## begin GIVEN RECORDS

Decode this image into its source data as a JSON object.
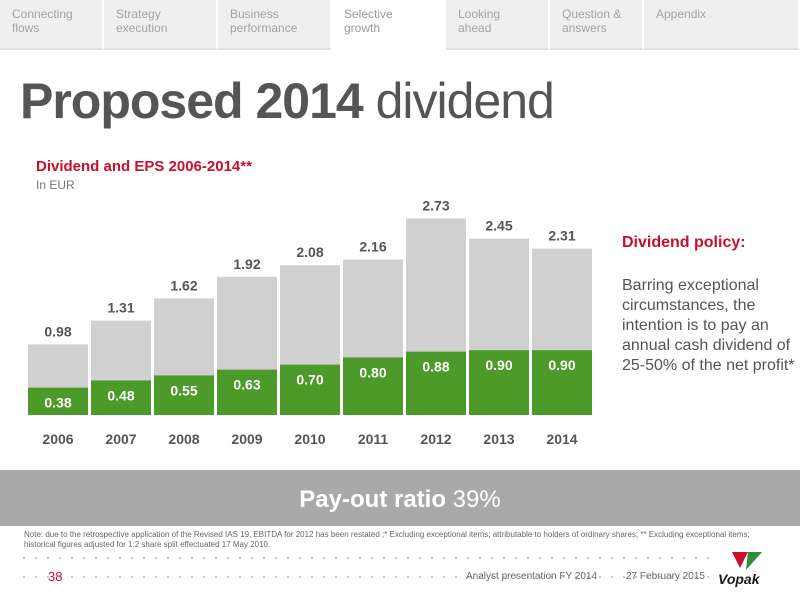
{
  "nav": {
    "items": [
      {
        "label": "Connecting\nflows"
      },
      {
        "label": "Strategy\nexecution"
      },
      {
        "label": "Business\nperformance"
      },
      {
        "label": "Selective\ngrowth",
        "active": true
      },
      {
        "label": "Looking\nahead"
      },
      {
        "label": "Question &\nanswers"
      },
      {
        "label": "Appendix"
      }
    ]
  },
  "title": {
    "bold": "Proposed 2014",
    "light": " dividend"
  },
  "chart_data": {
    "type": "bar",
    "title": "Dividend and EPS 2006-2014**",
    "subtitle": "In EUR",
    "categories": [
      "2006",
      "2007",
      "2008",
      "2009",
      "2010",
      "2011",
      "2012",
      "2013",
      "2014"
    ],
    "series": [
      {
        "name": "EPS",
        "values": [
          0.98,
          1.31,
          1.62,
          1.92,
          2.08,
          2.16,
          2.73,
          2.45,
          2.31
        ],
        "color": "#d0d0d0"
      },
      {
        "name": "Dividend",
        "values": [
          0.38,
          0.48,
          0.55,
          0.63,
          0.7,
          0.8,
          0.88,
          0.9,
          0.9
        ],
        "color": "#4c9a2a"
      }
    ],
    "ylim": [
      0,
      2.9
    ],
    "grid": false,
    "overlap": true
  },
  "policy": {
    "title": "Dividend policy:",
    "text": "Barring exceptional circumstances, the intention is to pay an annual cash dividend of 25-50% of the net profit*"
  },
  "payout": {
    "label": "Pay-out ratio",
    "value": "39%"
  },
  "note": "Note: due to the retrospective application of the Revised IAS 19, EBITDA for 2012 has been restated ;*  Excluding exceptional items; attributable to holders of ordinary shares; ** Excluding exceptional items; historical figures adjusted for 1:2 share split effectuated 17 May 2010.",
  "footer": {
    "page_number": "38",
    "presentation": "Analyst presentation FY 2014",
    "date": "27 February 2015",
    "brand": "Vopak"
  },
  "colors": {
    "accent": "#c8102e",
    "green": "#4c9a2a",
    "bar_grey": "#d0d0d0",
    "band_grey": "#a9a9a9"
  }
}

## end GIVEN RECORDS

◆ REQUIRED TASK ◆
Give back all entries exactly. No pictures belong in the copy.

◆ FULL RESPONSE ◆
Decode this image into its source data as a JSON object.
{
  "nav": {
    "items": [
      {
        "label": "Connecting\nflows"
      },
      {
        "label": "Strategy\nexecution"
      },
      {
        "label": "Business\nperformance"
      },
      {
        "label": "Selective\ngrowth",
        "active": true
      },
      {
        "label": "Looking\nahead"
      },
      {
        "label": "Question &\nanswers"
      },
      {
        "label": "Appendix"
      }
    ]
  },
  "title": {
    "bold": "Proposed 2014",
    "light": " dividend"
  },
  "chart_data": {
    "type": "bar",
    "title": "Dividend and EPS 2006-2014**",
    "subtitle": "In EUR",
    "categories": [
      "2006",
      "2007",
      "2008",
      "2009",
      "2010",
      "2011",
      "2012",
      "2013",
      "2014"
    ],
    "series": [
      {
        "name": "EPS",
        "values": [
          0.98,
          1.31,
          1.62,
          1.92,
          2.08,
          2.16,
          2.73,
          2.45,
          2.31
        ],
        "color": "#d0d0d0"
      },
      {
        "name": "Dividend",
        "values": [
          0.38,
          0.48,
          0.55,
          0.63,
          0.7,
          0.8,
          0.88,
          0.9,
          0.9
        ],
        "color": "#4c9a2a"
      }
    ],
    "ylim": [
      0,
      2.9
    ],
    "grid": false,
    "overlap": true
  },
  "policy": {
    "title": "Dividend policy:",
    "text": "Barring exceptional circumstances, the intention is to pay an annual cash dividend of 25-50% of the net profit*"
  },
  "payout": {
    "label": "Pay-out ratio",
    "value": "39%"
  },
  "note": "Note: due to the retrospective application of the Revised IAS 19, EBITDA for 2012 has been restated ;*  Excluding exceptional items; attributable to holders of ordinary shares; ** Excluding exceptional items; historical figures adjusted for 1:2 share split effectuated 17 May 2010.",
  "footer": {
    "page_number": "38",
    "presentation": "Analyst presentation FY 2014",
    "date": "27 February 2015",
    "brand": "Vopak"
  },
  "colors": {
    "accent": "#c8102e",
    "green": "#4c9a2a",
    "bar_grey": "#d0d0d0",
    "band_grey": "#a9a9a9"
  }
}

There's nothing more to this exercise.